■ Extracted information
▽

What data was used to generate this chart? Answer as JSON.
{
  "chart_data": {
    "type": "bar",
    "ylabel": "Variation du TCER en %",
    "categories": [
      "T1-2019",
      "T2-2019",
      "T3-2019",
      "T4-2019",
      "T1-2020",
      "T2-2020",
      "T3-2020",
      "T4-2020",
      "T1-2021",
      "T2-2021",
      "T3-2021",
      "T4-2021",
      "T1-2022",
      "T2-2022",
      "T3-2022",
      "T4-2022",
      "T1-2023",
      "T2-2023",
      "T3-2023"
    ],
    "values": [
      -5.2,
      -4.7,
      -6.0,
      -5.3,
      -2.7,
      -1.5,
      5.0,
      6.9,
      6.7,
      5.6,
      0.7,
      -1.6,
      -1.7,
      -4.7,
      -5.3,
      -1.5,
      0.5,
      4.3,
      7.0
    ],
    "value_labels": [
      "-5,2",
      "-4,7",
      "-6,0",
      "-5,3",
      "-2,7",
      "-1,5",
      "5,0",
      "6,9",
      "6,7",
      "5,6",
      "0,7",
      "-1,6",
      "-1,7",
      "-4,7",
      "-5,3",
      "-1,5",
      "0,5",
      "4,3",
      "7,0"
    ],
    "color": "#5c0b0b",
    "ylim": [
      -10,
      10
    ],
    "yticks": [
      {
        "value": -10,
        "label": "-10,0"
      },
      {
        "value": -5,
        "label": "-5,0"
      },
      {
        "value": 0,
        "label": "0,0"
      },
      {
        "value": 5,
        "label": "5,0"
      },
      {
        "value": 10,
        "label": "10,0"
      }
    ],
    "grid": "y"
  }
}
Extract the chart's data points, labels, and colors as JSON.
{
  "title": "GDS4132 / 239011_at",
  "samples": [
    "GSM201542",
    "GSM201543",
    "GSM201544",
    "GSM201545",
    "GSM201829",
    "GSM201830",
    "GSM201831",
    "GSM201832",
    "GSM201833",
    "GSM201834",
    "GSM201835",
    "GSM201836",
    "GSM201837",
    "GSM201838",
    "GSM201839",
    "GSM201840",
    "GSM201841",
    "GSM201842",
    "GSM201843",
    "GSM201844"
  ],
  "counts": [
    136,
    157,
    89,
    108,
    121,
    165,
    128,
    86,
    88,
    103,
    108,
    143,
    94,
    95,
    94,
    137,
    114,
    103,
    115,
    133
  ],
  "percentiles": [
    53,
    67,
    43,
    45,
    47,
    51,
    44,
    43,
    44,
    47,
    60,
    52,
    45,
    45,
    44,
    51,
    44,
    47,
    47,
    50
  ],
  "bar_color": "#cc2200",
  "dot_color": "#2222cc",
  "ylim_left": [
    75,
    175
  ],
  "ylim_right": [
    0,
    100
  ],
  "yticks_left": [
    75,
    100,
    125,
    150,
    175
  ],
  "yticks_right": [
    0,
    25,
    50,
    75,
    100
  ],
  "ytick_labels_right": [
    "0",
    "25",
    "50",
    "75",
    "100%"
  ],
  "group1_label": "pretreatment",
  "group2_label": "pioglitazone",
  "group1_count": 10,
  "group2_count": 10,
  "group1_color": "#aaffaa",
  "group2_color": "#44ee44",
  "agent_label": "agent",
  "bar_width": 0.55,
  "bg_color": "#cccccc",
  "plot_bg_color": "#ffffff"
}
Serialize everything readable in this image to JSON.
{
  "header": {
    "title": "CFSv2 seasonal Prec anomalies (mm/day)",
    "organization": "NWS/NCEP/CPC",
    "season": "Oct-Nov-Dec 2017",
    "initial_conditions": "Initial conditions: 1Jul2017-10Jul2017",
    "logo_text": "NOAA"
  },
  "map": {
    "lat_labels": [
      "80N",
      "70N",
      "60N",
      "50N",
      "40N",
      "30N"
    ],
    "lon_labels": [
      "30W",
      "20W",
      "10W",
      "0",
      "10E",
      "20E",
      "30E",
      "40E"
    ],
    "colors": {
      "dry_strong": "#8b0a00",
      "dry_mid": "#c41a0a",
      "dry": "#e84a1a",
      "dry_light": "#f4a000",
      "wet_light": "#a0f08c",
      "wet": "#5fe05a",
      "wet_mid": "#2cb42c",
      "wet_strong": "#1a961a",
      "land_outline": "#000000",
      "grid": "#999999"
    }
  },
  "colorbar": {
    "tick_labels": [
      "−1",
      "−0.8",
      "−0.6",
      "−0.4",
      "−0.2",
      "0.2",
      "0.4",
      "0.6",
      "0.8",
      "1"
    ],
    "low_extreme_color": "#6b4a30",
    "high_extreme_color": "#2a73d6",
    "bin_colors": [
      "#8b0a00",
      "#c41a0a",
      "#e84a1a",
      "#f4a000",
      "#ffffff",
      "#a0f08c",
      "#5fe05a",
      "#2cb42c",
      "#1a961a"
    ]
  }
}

△

■ Work to do
Could you quote, exactly as they appear, the line containing "Serialize everything readable" and every line after it to the end of the records above?

■ Response
Serialize everything readable in this image to JSON.
{
  "header": {
    "title": "CFSv2 seasonal Prec anomalies (mm/day)",
    "organization": "NWS/NCEP/CPC",
    "season": "Oct-Nov-Dec 2017",
    "initial_conditions": "Initial conditions: 1Jul2017-10Jul2017",
    "logo_text": "NOAA"
  },
  "map": {
    "lat_labels": [
      "80N",
      "70N",
      "60N",
      "50N",
      "40N",
      "30N"
    ],
    "lon_labels": [
      "30W",
      "20W",
      "10W",
      "0",
      "10E",
      "20E",
      "30E",
      "40E"
    ],
    "colors": {
      "dry_strong": "#8b0a00",
      "dry_mid": "#c41a0a",
      "dry": "#e84a1a",
      "dry_light": "#f4a000",
      "wet_light": "#a0f08c",
      "wet": "#5fe05a",
      "wet_mid": "#2cb42c",
      "wet_strong": "#1a961a",
      "land_outline": "#000000",
      "grid": "#999999"
    }
  },
  "colorbar": {
    "tick_labels": [
      "−1",
      "−0.8",
      "−0.6",
      "−0.4",
      "−0.2",
      "0.2",
      "0.4",
      "0.6",
      "0.8",
      "1"
    ],
    "low_extreme_color": "#6b4a30",
    "high_extreme_color": "#2a73d6",
    "bin_colors": [
      "#8b0a00",
      "#c41a0a",
      "#e84a1a",
      "#f4a000",
      "#ffffff",
      "#a0f08c",
      "#5fe05a",
      "#2cb42c",
      "#1a961a"
    ]
  }
}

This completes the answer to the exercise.